State the count of lines below in which the word "house" appears, and add nothing.

--- START PROVIDED INFORMATION ---

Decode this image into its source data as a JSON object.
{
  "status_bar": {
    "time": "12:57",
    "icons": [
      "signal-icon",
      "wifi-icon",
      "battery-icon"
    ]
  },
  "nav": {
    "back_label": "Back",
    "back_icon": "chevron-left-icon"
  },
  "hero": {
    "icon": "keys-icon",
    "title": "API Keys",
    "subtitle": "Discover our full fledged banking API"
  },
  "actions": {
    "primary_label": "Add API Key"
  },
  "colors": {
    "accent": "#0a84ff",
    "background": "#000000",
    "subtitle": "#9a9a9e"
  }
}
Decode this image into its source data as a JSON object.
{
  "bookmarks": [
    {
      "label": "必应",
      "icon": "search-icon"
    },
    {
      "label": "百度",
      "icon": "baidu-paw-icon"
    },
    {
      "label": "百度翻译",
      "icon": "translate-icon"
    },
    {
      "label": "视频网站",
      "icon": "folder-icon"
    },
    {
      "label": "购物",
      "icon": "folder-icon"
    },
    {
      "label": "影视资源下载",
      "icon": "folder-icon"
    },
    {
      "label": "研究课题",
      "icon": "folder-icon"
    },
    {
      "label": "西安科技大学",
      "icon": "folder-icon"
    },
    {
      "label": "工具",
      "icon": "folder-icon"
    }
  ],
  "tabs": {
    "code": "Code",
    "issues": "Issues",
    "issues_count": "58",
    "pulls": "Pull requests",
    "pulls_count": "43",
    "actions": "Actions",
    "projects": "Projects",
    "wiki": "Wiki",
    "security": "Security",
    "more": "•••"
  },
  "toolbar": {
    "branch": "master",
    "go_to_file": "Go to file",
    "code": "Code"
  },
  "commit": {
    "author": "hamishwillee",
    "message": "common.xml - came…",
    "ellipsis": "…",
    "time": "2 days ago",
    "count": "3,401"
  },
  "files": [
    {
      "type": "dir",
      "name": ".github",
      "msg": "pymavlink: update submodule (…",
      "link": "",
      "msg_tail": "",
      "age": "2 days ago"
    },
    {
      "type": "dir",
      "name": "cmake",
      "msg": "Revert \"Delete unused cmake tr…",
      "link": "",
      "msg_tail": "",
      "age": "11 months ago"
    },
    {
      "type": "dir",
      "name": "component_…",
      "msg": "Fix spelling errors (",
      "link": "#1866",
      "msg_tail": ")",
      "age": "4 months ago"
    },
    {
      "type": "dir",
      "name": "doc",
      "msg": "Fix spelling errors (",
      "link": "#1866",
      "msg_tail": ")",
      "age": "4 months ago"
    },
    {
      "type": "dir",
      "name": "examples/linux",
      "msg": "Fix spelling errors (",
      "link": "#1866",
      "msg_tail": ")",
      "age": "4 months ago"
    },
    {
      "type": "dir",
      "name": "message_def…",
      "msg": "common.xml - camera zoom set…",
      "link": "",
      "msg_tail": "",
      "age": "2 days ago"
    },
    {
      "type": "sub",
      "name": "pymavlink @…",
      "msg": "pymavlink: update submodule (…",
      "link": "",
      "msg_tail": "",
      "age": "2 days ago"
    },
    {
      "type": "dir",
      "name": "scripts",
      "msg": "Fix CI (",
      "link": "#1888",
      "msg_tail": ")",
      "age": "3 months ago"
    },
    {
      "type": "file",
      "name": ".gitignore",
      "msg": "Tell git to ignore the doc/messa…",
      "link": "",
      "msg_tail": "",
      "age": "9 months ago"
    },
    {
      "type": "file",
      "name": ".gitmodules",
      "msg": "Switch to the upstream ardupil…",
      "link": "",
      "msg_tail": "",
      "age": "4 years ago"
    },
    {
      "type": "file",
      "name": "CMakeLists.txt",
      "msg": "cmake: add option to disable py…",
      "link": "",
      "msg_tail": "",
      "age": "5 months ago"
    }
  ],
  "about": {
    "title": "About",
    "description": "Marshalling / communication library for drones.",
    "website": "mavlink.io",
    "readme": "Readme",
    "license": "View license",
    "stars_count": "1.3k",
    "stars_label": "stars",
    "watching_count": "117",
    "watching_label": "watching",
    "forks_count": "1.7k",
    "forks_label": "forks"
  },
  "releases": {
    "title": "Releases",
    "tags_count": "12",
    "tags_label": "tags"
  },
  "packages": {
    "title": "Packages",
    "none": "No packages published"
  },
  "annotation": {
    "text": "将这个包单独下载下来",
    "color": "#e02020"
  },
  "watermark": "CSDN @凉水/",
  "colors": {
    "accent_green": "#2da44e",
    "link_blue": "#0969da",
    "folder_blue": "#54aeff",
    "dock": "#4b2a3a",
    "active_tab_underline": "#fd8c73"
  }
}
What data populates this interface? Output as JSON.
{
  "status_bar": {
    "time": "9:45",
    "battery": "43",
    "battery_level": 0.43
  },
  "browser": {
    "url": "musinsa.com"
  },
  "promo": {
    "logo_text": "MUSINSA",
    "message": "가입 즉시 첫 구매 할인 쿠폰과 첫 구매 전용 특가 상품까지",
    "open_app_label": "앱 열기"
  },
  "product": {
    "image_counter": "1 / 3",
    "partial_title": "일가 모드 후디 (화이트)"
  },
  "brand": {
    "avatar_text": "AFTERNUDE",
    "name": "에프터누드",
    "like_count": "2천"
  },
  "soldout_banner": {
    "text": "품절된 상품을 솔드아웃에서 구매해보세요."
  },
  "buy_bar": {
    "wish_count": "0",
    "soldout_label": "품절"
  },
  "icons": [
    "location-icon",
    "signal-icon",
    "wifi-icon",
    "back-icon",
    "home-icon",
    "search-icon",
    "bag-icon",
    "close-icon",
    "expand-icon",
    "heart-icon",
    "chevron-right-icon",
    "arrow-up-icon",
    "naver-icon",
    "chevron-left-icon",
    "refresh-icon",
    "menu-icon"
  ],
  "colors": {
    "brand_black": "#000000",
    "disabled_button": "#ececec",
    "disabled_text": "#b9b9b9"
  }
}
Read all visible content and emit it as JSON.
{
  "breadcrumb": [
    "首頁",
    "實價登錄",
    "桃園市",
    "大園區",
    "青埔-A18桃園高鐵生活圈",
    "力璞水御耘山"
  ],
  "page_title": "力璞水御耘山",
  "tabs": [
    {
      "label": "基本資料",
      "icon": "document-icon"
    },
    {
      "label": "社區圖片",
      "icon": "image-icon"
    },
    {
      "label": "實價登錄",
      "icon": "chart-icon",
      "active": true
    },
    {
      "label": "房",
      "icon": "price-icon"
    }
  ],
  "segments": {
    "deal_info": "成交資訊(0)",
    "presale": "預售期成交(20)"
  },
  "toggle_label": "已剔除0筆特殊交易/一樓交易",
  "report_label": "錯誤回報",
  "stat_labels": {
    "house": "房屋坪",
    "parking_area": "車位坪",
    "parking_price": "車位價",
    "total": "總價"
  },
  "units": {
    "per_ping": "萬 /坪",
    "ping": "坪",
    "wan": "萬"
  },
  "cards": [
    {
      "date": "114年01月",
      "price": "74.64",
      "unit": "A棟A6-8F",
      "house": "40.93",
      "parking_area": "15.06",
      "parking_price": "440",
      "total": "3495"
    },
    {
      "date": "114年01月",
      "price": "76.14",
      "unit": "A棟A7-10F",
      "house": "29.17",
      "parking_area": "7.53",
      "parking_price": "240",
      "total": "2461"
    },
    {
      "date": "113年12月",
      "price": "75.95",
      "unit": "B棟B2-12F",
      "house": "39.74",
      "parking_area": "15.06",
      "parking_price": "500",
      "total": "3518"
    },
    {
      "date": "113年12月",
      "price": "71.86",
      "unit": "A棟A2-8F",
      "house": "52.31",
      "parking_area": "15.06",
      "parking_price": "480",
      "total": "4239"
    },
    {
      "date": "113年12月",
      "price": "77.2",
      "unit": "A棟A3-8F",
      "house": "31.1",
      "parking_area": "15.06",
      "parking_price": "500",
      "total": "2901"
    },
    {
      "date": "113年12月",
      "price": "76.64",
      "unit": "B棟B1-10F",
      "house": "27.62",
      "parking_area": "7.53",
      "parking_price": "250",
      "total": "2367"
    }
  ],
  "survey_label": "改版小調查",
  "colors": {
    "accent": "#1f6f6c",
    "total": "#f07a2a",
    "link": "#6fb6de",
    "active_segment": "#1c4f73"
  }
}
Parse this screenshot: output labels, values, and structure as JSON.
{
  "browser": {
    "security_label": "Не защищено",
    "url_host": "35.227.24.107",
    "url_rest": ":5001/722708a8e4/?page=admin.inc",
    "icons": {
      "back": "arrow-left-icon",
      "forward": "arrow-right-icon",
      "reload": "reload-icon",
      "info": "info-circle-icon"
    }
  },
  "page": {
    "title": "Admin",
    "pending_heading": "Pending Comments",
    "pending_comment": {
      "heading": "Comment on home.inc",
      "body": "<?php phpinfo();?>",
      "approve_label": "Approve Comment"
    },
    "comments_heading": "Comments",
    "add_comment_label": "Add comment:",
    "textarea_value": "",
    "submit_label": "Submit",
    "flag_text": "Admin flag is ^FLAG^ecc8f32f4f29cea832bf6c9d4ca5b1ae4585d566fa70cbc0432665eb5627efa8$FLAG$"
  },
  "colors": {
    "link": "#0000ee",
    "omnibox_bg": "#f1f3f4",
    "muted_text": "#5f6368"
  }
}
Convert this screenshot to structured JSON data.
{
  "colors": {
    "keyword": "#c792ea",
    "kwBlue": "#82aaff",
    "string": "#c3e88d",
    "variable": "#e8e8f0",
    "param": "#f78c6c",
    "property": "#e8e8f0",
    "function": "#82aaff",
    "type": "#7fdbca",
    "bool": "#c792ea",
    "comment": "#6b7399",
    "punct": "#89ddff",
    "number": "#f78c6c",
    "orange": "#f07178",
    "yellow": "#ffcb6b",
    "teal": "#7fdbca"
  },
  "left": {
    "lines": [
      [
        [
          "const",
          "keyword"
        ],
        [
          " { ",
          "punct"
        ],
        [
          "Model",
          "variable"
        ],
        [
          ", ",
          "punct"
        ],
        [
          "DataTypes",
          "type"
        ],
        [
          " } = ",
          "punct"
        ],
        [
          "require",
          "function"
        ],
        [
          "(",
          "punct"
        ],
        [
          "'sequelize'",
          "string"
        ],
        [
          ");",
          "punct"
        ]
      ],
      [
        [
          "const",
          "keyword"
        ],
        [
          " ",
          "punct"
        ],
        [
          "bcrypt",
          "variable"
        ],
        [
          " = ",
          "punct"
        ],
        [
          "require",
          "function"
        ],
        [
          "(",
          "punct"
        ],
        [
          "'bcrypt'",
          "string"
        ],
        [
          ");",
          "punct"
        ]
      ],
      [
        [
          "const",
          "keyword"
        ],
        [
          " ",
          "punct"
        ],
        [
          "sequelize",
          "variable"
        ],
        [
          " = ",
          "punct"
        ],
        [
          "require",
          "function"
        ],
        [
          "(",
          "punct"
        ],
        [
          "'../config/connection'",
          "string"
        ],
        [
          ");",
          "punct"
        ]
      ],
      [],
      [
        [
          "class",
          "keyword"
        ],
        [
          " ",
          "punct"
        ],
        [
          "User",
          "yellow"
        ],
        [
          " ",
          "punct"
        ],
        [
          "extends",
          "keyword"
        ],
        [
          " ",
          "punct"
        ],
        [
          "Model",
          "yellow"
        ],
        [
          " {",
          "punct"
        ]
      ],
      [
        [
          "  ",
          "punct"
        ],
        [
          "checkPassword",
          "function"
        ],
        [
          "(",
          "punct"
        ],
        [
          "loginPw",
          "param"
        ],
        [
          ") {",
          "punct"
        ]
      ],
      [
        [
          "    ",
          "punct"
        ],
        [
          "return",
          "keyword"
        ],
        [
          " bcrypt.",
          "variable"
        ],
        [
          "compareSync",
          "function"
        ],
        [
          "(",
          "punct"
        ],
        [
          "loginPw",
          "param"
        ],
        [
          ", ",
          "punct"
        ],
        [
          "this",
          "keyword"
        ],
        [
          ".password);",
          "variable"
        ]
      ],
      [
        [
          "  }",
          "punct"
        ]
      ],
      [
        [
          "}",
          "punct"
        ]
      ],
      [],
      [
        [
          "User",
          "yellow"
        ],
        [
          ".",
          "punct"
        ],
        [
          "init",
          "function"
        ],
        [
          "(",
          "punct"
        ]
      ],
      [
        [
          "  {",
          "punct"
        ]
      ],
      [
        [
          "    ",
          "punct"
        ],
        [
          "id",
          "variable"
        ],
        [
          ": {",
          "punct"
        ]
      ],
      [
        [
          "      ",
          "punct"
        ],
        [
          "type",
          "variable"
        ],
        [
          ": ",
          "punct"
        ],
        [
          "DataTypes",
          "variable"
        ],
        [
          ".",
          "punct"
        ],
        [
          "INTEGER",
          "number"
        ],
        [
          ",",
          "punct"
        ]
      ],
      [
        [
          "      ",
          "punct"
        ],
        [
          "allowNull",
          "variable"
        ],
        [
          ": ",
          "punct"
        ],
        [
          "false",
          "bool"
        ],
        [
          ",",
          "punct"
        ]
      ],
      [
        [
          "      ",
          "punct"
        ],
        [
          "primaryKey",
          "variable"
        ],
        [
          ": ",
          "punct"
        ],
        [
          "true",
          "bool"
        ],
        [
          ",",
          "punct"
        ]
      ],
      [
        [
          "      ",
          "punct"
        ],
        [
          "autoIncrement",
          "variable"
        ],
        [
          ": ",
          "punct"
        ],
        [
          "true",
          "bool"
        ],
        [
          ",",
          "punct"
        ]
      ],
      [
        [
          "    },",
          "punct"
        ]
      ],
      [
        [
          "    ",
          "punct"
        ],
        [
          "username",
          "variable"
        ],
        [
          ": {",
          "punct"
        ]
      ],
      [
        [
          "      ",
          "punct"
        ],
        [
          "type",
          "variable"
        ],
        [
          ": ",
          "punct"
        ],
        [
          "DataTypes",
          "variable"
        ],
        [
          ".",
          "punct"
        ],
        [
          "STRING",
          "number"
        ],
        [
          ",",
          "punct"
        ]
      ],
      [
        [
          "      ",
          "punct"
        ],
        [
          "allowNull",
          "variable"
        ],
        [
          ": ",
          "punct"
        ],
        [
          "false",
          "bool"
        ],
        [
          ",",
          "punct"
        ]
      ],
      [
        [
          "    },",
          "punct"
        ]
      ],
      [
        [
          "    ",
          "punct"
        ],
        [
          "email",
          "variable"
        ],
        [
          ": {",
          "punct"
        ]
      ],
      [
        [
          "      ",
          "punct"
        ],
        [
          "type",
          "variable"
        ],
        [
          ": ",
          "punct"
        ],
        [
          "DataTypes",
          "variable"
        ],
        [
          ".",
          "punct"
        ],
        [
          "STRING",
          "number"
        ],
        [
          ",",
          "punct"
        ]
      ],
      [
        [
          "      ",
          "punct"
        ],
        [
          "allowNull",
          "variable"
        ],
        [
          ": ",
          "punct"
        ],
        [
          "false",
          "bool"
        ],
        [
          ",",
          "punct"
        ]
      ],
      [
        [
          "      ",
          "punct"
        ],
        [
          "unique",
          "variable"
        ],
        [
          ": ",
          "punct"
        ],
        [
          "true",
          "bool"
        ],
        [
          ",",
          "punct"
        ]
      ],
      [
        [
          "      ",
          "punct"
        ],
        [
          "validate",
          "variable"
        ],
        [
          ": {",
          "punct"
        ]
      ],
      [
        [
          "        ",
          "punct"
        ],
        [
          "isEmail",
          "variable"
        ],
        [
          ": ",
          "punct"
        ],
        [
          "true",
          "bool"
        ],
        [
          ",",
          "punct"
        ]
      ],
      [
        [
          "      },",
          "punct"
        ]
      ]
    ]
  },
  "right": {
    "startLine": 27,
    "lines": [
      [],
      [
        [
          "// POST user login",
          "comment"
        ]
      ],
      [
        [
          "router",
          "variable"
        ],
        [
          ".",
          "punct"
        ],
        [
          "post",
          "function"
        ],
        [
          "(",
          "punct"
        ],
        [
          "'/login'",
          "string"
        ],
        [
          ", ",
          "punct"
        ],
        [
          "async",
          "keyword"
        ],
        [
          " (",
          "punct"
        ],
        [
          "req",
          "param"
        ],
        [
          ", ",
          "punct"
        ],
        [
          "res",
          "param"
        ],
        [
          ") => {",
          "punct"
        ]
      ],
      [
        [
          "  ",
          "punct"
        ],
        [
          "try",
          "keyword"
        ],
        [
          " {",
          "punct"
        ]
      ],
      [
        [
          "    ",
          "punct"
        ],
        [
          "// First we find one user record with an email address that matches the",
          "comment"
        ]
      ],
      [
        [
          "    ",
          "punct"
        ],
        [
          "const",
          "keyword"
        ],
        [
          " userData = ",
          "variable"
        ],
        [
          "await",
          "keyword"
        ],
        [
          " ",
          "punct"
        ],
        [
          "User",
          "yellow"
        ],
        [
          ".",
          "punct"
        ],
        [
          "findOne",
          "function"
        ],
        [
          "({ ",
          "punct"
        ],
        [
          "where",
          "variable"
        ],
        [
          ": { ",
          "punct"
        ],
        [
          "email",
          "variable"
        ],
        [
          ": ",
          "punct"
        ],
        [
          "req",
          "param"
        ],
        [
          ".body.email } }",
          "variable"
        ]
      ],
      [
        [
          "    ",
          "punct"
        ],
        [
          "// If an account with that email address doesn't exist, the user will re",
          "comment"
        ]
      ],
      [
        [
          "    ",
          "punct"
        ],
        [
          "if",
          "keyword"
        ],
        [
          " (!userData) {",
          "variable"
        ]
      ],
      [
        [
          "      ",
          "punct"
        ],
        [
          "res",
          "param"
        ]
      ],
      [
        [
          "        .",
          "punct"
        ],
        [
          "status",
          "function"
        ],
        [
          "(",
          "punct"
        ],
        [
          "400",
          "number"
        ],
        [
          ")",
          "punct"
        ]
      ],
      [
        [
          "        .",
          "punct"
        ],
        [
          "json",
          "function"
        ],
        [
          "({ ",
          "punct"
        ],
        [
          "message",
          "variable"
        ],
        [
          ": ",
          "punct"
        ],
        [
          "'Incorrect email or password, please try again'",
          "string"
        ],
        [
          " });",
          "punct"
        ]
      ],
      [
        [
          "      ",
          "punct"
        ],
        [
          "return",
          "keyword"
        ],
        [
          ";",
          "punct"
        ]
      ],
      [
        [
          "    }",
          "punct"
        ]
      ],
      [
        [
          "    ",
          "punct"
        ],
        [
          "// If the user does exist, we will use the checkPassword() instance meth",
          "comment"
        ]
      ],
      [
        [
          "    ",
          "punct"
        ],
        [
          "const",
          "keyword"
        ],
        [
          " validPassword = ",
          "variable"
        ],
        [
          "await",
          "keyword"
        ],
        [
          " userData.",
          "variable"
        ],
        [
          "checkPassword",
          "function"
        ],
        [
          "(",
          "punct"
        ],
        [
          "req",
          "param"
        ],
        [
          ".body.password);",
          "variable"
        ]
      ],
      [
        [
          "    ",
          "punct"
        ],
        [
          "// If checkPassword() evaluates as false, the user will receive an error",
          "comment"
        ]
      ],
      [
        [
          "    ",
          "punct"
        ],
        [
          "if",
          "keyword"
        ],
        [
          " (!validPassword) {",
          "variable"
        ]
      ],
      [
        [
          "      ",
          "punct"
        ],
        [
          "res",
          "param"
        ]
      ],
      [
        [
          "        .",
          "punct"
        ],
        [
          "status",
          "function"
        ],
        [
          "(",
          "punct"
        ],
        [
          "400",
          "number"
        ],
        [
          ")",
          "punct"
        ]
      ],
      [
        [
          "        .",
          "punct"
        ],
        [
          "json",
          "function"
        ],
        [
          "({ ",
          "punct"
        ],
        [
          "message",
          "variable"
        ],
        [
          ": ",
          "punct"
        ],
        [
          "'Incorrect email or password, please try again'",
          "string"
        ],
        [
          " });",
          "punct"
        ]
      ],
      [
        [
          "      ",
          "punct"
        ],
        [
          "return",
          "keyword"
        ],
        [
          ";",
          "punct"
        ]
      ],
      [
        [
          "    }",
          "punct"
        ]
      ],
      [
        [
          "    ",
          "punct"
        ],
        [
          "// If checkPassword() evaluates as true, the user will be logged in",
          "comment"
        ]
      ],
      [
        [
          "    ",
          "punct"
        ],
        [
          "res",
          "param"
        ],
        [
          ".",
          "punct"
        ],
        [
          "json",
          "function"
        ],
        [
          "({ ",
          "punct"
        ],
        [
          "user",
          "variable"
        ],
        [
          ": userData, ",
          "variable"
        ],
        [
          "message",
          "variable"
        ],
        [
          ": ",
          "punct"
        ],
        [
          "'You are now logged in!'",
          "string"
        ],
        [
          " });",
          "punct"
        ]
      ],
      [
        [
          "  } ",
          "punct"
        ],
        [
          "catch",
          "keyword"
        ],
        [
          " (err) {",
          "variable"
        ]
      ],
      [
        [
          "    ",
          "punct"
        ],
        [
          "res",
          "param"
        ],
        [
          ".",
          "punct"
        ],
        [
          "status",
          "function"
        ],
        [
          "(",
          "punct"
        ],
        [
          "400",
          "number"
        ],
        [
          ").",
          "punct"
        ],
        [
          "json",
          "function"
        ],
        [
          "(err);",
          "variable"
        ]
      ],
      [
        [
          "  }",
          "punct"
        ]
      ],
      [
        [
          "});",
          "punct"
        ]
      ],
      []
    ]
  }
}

--- END PROVIDED INFORMATION ---

ANSWER TO THIS TASK:
7